● **Set task**
Write out the complete material exactly as it stands.

(Dataset excerpt)
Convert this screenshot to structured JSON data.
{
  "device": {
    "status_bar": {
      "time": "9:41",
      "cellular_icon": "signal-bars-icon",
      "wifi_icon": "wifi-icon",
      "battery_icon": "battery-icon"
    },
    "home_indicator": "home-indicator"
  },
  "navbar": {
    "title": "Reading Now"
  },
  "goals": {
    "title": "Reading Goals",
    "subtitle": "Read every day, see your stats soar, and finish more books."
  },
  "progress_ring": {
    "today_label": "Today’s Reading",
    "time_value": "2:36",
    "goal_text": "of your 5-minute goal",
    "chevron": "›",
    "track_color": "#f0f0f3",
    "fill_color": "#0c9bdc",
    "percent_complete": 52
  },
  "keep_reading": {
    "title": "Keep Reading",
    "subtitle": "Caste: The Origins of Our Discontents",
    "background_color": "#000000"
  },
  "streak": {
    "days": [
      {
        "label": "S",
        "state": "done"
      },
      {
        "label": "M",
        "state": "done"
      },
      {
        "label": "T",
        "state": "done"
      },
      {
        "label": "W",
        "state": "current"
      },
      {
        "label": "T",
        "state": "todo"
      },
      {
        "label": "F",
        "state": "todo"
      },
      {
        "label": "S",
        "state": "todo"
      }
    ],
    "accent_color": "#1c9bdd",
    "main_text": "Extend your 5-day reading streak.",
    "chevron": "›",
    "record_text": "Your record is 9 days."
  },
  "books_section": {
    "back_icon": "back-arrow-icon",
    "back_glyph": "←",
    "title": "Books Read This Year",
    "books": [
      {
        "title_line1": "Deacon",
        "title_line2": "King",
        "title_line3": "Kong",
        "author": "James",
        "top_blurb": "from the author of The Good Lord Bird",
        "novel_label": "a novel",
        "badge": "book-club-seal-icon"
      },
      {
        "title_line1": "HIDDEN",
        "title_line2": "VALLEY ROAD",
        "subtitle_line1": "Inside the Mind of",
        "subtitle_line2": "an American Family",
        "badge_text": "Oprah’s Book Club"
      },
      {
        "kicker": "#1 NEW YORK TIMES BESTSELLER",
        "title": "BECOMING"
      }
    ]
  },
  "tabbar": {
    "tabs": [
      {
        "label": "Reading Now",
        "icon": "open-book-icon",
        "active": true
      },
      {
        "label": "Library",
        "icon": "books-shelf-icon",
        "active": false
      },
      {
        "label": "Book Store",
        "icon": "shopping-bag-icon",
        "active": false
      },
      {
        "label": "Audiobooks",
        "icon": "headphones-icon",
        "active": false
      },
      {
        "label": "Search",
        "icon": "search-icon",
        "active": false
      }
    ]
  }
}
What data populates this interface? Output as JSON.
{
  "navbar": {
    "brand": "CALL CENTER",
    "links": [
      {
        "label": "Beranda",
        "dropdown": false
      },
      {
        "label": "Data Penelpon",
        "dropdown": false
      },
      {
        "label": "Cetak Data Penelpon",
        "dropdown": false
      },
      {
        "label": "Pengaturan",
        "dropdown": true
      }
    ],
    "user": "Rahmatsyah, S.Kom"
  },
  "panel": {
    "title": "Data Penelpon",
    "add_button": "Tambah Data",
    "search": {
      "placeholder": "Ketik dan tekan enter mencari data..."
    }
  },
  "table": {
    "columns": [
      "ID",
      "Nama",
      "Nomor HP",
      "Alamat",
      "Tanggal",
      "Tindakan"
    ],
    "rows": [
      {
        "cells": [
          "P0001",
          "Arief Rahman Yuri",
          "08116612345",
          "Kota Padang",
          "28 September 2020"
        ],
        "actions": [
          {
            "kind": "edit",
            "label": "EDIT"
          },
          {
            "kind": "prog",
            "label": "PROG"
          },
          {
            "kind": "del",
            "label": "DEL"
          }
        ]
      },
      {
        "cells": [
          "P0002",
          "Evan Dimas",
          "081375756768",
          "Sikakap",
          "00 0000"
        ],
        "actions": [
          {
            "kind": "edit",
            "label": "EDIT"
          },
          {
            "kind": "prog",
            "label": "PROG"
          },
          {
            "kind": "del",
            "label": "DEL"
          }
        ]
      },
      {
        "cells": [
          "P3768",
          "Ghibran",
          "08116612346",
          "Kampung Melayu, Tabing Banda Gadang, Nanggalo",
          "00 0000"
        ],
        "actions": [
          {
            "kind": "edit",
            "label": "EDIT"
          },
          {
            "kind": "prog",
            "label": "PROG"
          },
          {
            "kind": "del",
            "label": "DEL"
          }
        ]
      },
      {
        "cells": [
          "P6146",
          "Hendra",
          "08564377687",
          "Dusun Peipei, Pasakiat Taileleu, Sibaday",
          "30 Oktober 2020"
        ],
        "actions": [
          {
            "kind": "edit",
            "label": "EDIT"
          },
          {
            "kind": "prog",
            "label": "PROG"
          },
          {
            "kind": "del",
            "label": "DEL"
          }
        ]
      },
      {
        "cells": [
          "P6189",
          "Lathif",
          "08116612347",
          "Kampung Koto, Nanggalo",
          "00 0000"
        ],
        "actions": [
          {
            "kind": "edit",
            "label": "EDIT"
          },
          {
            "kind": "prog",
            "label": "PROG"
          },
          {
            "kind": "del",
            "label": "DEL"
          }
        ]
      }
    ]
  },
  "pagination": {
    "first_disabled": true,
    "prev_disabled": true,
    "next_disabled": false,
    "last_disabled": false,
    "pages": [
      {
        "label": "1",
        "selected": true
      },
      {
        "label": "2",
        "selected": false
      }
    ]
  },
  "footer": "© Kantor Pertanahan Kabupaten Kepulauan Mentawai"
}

● **Full output**
Convert this screenshot to structured JSON data.
{
  "device": {
    "status_bar": {
      "time": "9:41",
      "cellular_icon": "signal-bars-icon",
      "wifi_icon": "wifi-icon",
      "battery_icon": "battery-icon"
    },
    "home_indicator": "home-indicator"
  },
  "navbar": {
    "title": "Reading Now"
  },
  "goals": {
    "title": "Reading Goals",
    "subtitle": "Read every day, see your stats soar, and finish more books."
  },
  "progress_ring": {
    "today_label": "Today’s Reading",
    "time_value": "2:36",
    "goal_text": "of your 5-minute goal",
    "chevron": "›",
    "track_color": "#f0f0f3",
    "fill_color": "#0c9bdc",
    "percent_complete": 52
  },
  "keep_reading": {
    "title": "Keep Reading",
    "subtitle": "Caste: The Origins of Our Discontents",
    "background_color": "#000000"
  },
  "streak": {
    "days": [
      {
        "label": "S",
        "state": "done"
      },
      {
        "label": "M",
        "state": "done"
      },
      {
        "label": "T",
        "state": "done"
      },
      {
        "label": "W",
        "state": "current"
      },
      {
        "label": "T",
        "state": "todo"
      },
      {
        "label": "F",
        "state": "todo"
      },
      {
        "label": "S",
        "state": "todo"
      }
    ],
    "accent_color": "#1c9bdd",
    "main_text": "Extend your 5-day reading streak.",
    "chevron": "›",
    "record_text": "Your record is 9 days."
  },
  "books_section": {
    "back_icon": "back-arrow-icon",
    "back_glyph": "←",
    "title": "Books Read This Year",
    "books": [
      {
        "title_line1": "Deacon",
        "title_line2": "King",
        "title_line3": "Kong",
        "author": "James",
        "top_blurb": "from the author of The Good Lord Bird",
        "novel_label": "a novel",
        "badge": "book-club-seal-icon"
      },
      {
        "title_line1": "HIDDEN",
        "title_line2": "VALLEY ROAD",
        "subtitle_line1": "Inside the Mind of",
        "subtitle_line2": "an American Family",
        "badge_text": "Oprah’s Book Club"
      },
      {
        "kicker": "#1 NEW YORK TIMES BESTSELLER",
        "title": "BECOMING"
      }
    ]
  },
  "tabbar": {
    "tabs": [
      {
        "label": "Reading Now",
        "icon": "open-book-icon",
        "active": true
      },
      {
        "label": "Library",
        "icon": "books-shelf-icon",
        "active": false
      },
      {
        "label": "Book Store",
        "icon": "shopping-bag-icon",
        "active": false
      },
      {
        "label": "Audiobooks",
        "icon": "headphones-icon",
        "active": false
      },
      {
        "label": "Search",
        "icon": "search-icon",
        "active": false
      }
    ]
  }
}
What data populates this interface? Output as JSON.
{
  "navbar": {
    "brand": "CALL CENTER",
    "links": [
      {
        "label": "Beranda",
        "dropdown": false
      },
      {
        "label": "Data Penelpon",
        "dropdown": false
      },
      {
        "label": "Cetak Data Penelpon",
        "dropdown": false
      },
      {
        "label": "Pengaturan",
        "dropdown": true
      }
    ],
    "user": "Rahmatsyah, S.Kom"
  },
  "panel": {
    "title": "Data Penelpon",
    "add_button": "Tambah Data",
    "search": {
      "placeholder": "Ketik dan tekan enter mencari data..."
    }
  },
  "table": {
    "columns": [
      "ID",
      "Nama",
      "Nomor HP",
      "Alamat",
      "Tanggal",
      "Tindakan"
    ],
    "rows": [
      {
        "cells": [
          "P0001",
          "Arief Rahman Yuri",
          "08116612345",
          "Kota Padang",
          "28 September 2020"
        ],
        "actions": [
          {
            "kind": "edit",
            "label": "EDIT"
          },
          {
            "kind": "prog",
            "label": "PROG"
          },
          {
            "kind": "del",
            "label": "DEL"
          }
        ]
      },
      {
        "cells": [
          "P0002",
          "Evan Dimas",
          "081375756768",
          "Sikakap",
          "00 0000"
        ],
        "actions": [
          {
            "kind": "edit",
            "label": "EDIT"
          },
          {
            "kind": "prog",
            "label": "PROG"
          },
          {
            "kind": "del",
            "label": "DEL"
          }
        ]
      },
      {
        "cells": [
          "P3768",
          "Ghibran",
          "08116612346",
          "Kampung Melayu, Tabing Banda Gadang, Nanggalo",
          "00 0000"
        ],
        "actions": [
          {
            "kind": "edit",
            "label": "EDIT"
          },
          {
            "kind": "prog",
            "label": "PROG"
          },
          {
            "kind": "del",
            "label": "DEL"
          }
        ]
      },
      {
        "cells": [
          "P6146",
          "Hendra",
          "08564377687",
          "Dusun Peipei, Pasakiat Taileleu, Sibaday",
          "30 Oktober 2020"
        ],
        "actions": [
          {
            "kind": "edit",
            "label": "EDIT"
          },
          {
            "kind": "prog",
            "label": "PROG"
          },
          {
            "kind": "del",
            "label": "DEL"
          }
        ]
      },
      {
        "cells": [
          "P6189",
          "Lathif",
          "08116612347",
          "Kampung Koto, Nanggalo",
          "00 0000"
        ],
        "actions": [
          {
            "kind": "edit",
            "label": "EDIT"
          },
          {
            "kind": "prog",
            "label": "PROG"
          },
          {
            "kind": "del",
            "label": "DEL"
          }
        ]
      }
    ]
  },
  "pagination": {
    "first_disabled": true,
    "prev_disabled": true,
    "next_disabled": false,
    "last_disabled": false,
    "pages": [
      {
        "label": "1",
        "selected": true
      },
      {
        "label": "2",
        "selected": false
      }
    ]
  },
  "footer": "© Kantor Pertanahan Kabupaten Kepulauan Mentawai"
}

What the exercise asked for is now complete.